▶ Exercise
Extract the records in full, leaving every picture out.
• • • •
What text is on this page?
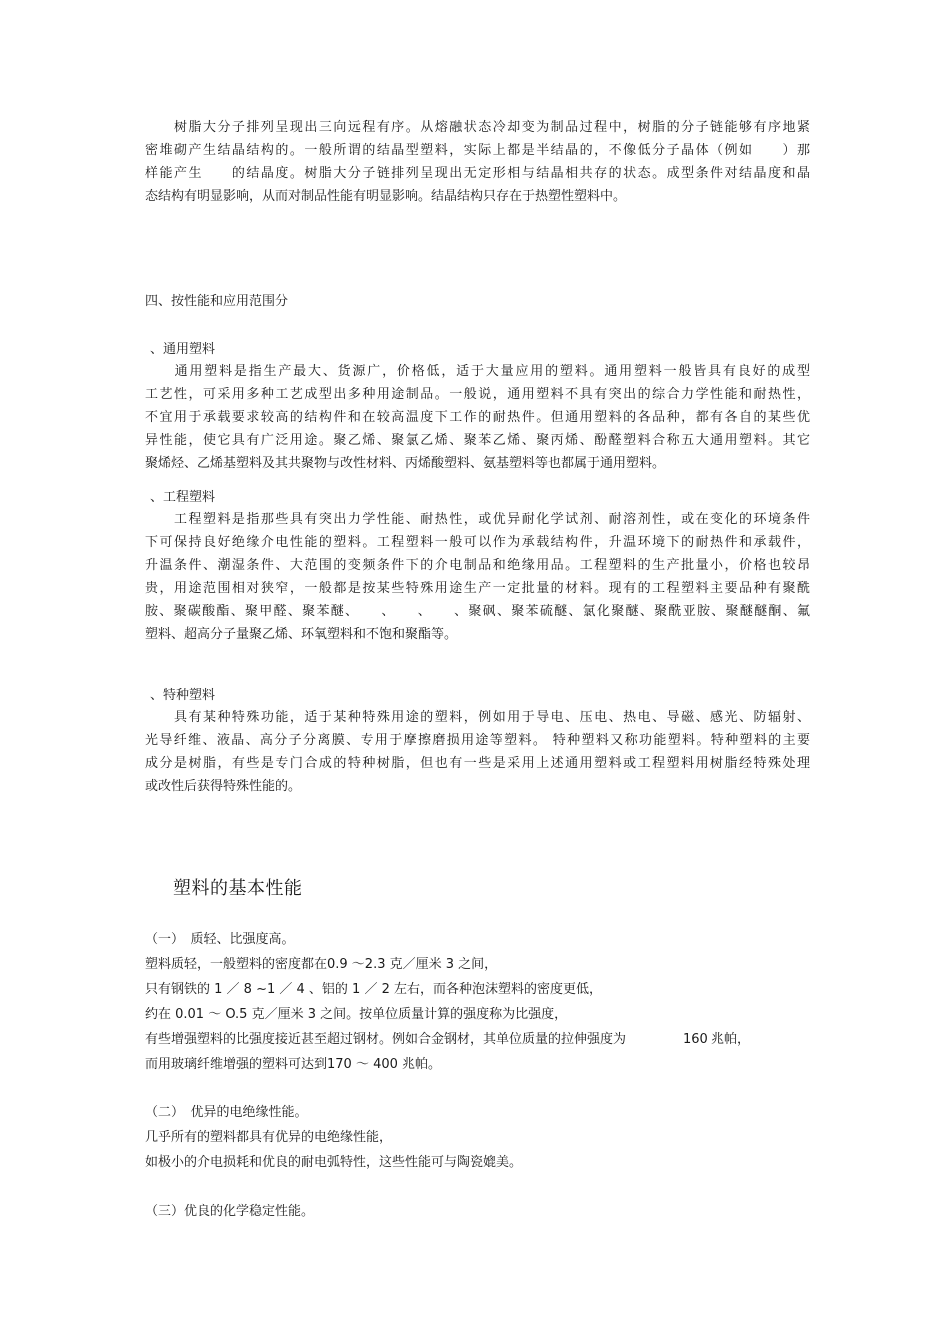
　　树脂大分子排列呈现出三向远程有序。从熔融状态冷却变为制品过程中，树脂的分子链能够有序地紧
密堆砌产生结晶结构的。一般所谓的结晶型塑料，实际上都是半结晶的，不像低分子晶体（例如　　）那
样能产生　　的结晶度。树脂大分子链排列呈现出无定形相与结晶相共存的状态。成型条件对结晶度和晶
态结构有明显影响，从而对制品性能有明显影响。结晶结构只存在于热塑性塑料中。
四、按性能和应用范围分
、通用塑料
　　通用塑料是指生产最大、货源广，价格低，适于大量应用的塑料。通用塑料一般皆具有良好的成型
工艺性，可采用多种工艺成型出多种用途制品。一般说，通用塑料不具有突出的综合力学性能和耐热性，
不宜用于承载要求较高的结构件和在较高温度下工作的耐热件。但通用塑料的各品种，都有各自的某些优
异性能，使它具有广泛用途。聚乙烯、聚氯乙烯、聚苯乙烯、聚丙烯、酚醛塑料合称五大通用塑料。其它
聚烯烃、乙烯基塑料及其共聚物与改性材料、丙烯酸塑料、氨基塑料等也都属于通用塑料。
、工程塑料
　　工程塑料是指那些具有突出力学性能、耐热性，或优异耐化学试剂、耐溶剂性，或在变化的环境条件
下可保持良好绝缘介电性能的塑料。工程塑料一般可以作为承载结构件，升温环境下的耐热件和承载件，
升温条件、潮湿条件、大范围的变频条件下的介电制品和绝缘用品。工程塑料的生产批量小，价格也较昂
贵，用途范围相对狭窄，一般都是按某些特殊用途生产一定批量的材料。现有的工程塑料主要品种有聚酰
胺、聚碳酸酯、聚甲醛、聚苯醚、　　、　　、　　、聚砜、聚苯硫醚、氯化聚醚、聚酰亚胺、聚醚醚酮、氟
塑料、超高分子量聚乙烯、环氧塑料和不饱和聚酯等。
、特种塑料
　　具有某种特殊功能，适于某种特殊用途的塑料，例如用于导电、压电、热电、导磁、感光、防辐射、
光导纤维、液晶、高分子分离膜、专用于摩擦磨损用途等塑料。 特种塑料又称功能塑料。特种塑料的主要
成分是树脂，有些是专门合成的特种树脂，但也有一些是采用上述通用塑料或工程塑料用树脂经特殊处理
或改性后获得特殊性能的。
塑料的基本性能
（一）　质轻、比强度高。
塑料质轻，一般塑料的密度都在0.9 ～2.3 克／厘米 3 之间，
只有钢铁的 1 ／ 8 ~1 ／ 4 、铝的 1 ／ 2 左右，而各种泡沫塑料的密度更低，
约在 0.01 ～ O.5 克／厘米 3 之间。按单位质量计算的强度称为比强度，
有些增强塑料的比强度接近甚至超过钢材。例如合金钢材，其单位质量的拉伸强度为	160 兆帕，
而用玻璃纤维增强的塑料可达到170 ～ 400 兆帕。
（二）　优异的电绝缘性能。
几乎所有的塑料都具有优异的电绝缘性能，
如极小的介电损耗和优良的耐电弧特性，这些性能可与陶瓷媲美。
（三）优良的化学稳定性能。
• • • •
▶ Output below
What text is on this page?
　　树脂大分子排列呈现出三向远程有序。从熔融状态冷却变为制品过程中，树脂的分子链能够有序地紧
密堆砌产生结晶结构的。一般所谓的结晶型塑料，实际上都是半结晶的，不像低分子晶体（例如　　）那
样能产生　　的结晶度。树脂大分子链排列呈现出无定形相与结晶相共存的状态。成型条件对结晶度和晶
态结构有明显影响，从而对制品性能有明显影响。结晶结构只存在于热塑性塑料中。
四、按性能和应用范围分
、通用塑料
　　通用塑料是指生产最大、货源广，价格低，适于大量应用的塑料。通用塑料一般皆具有良好的成型
工艺性，可采用多种工艺成型出多种用途制品。一般说，通用塑料不具有突出的综合力学性能和耐热性，
不宜用于承载要求较高的结构件和在较高温度下工作的耐热件。但通用塑料的各品种，都有各自的某些优
异性能，使它具有广泛用途。聚乙烯、聚氯乙烯、聚苯乙烯、聚丙烯、酚醛塑料合称五大通用塑料。其它
聚烯烃、乙烯基塑料及其共聚物与改性材料、丙烯酸塑料、氨基塑料等也都属于通用塑料。
、工程塑料
　　工程塑料是指那些具有突出力学性能、耐热性，或优异耐化学试剂、耐溶剂性，或在变化的环境条件
下可保持良好绝缘介电性能的塑料。工程塑料一般可以作为承载结构件，升温环境下的耐热件和承载件，
升温条件、潮湿条件、大范围的变频条件下的介电制品和绝缘用品。工程塑料的生产批量小，价格也较昂
贵，用途范围相对狭窄，一般都是按某些特殊用途生产一定批量的材料。现有的工程塑料主要品种有聚酰
胺、聚碳酸酯、聚甲醛、聚苯醚、　　、　　、　　、聚砜、聚苯硫醚、氯化聚醚、聚酰亚胺、聚醚醚酮、氟
塑料、超高分子量聚乙烯、环氧塑料和不饱和聚酯等。
、特种塑料
　　具有某种特殊功能，适于某种特殊用途的塑料，例如用于导电、压电、热电、导磁、感光、防辐射、
光导纤维、液晶、高分子分离膜、专用于摩擦磨损用途等塑料。 特种塑料又称功能塑料。特种塑料的主要
成分是树脂，有些是专门合成的特种树脂，但也有一些是采用上述通用塑料或工程塑料用树脂经特殊处理
或改性后获得特殊性能的。
塑料的基本性能
（一）　质轻、比强度高。
塑料质轻，一般塑料的密度都在0.9 ～2.3 克／厘米 3 之间，
只有钢铁的 1 ／ 8 ~1 ／ 4 、铝的 1 ／ 2 左右，而各种泡沫塑料的密度更低，
约在 0.01 ～ O.5 克／厘米 3 之间。按单位质量计算的强度称为比强度，
有些增强塑料的比强度接近甚至超过钢材。例如合金钢材，其单位质量的拉伸强度为	160 兆帕，
而用玻璃纤维增强的塑料可达到170 ～ 400 兆帕。
（二）　优异的电绝缘性能。
几乎所有的塑料都具有优异的电绝缘性能，
如极小的介电损耗和优良的耐电弧特性，这些性能可与陶瓷媲美。
（三）优良的化学稳定性能。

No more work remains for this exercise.